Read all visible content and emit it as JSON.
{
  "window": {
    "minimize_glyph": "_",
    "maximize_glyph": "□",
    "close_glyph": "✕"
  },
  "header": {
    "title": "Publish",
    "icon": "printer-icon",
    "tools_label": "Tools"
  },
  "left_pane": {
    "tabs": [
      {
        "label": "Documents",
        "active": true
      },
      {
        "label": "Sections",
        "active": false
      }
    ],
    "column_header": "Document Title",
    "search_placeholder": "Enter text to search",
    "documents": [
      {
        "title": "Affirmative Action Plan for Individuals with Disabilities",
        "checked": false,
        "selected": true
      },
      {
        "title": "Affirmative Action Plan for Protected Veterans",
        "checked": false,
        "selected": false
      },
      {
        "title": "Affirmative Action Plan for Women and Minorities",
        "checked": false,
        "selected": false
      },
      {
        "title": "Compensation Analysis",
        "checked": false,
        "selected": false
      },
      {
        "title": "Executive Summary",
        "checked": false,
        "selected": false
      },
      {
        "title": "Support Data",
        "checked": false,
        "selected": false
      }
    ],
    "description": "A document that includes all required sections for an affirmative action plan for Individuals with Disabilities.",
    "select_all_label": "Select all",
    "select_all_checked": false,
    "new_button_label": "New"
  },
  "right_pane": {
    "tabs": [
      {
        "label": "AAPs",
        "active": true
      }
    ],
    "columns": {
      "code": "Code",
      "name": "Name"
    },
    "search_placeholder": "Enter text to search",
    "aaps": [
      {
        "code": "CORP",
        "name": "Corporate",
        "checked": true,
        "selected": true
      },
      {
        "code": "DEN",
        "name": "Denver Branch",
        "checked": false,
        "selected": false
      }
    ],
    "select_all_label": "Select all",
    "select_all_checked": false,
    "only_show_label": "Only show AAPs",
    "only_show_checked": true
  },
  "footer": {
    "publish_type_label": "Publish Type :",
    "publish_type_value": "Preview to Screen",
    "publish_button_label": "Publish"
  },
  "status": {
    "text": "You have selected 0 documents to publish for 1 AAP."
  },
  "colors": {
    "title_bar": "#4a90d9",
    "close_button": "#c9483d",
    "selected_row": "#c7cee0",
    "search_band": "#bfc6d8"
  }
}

* TO DO
Write out every entry again exactly, please, with nothing missing.

* SOLUTION FOR THIS PROBLEM
Read all visible content and emit it as JSON.
{
  "window": {
    "minimize_glyph": "_",
    "maximize_glyph": "□",
    "close_glyph": "✕"
  },
  "header": {
    "title": "Publish",
    "icon": "printer-icon",
    "tools_label": "Tools"
  },
  "left_pane": {
    "tabs": [
      {
        "label": "Documents",
        "active": true
      },
      {
        "label": "Sections",
        "active": false
      }
    ],
    "column_header": "Document Title",
    "search_placeholder": "Enter text to search",
    "documents": [
      {
        "title": "Affirmative Action Plan for Individuals with Disabilities",
        "checked": false,
        "selected": true
      },
      {
        "title": "Affirmative Action Plan for Protected Veterans",
        "checked": false,
        "selected": false
      },
      {
        "title": "Affirmative Action Plan for Women and Minorities",
        "checked": false,
        "selected": false
      },
      {
        "title": "Compensation Analysis",
        "checked": false,
        "selected": false
      },
      {
        "title": "Executive Summary",
        "checked": false,
        "selected": false
      },
      {
        "title": "Support Data",
        "checked": false,
        "selected": false
      }
    ],
    "description": "A document that includes all required sections for an affirmative action plan for Individuals with Disabilities.",
    "select_all_label": "Select all",
    "select_all_checked": false,
    "new_button_label": "New"
  },
  "right_pane": {
    "tabs": [
      {
        "label": "AAPs",
        "active": true
      }
    ],
    "columns": {
      "code": "Code",
      "name": "Name"
    },
    "search_placeholder": "Enter text to search",
    "aaps": [
      {
        "code": "CORP",
        "name": "Corporate",
        "checked": true,
        "selected": true
      },
      {
        "code": "DEN",
        "name": "Denver Branch",
        "checked": false,
        "selected": false
      }
    ],
    "select_all_label": "Select all",
    "select_all_checked": false,
    "only_show_label": "Only show AAPs",
    "only_show_checked": true
  },
  "footer": {
    "publish_type_label": "Publish Type :",
    "publish_type_value": "Preview to Screen",
    "publish_button_label": "Publish"
  },
  "status": {
    "text": "You have selected 0 documents to publish for 1 AAP."
  },
  "colors": {
    "title_bar": "#4a90d9",
    "close_button": "#c9483d",
    "selected_row": "#c7cee0",
    "search_band": "#bfc6d8"
  }
}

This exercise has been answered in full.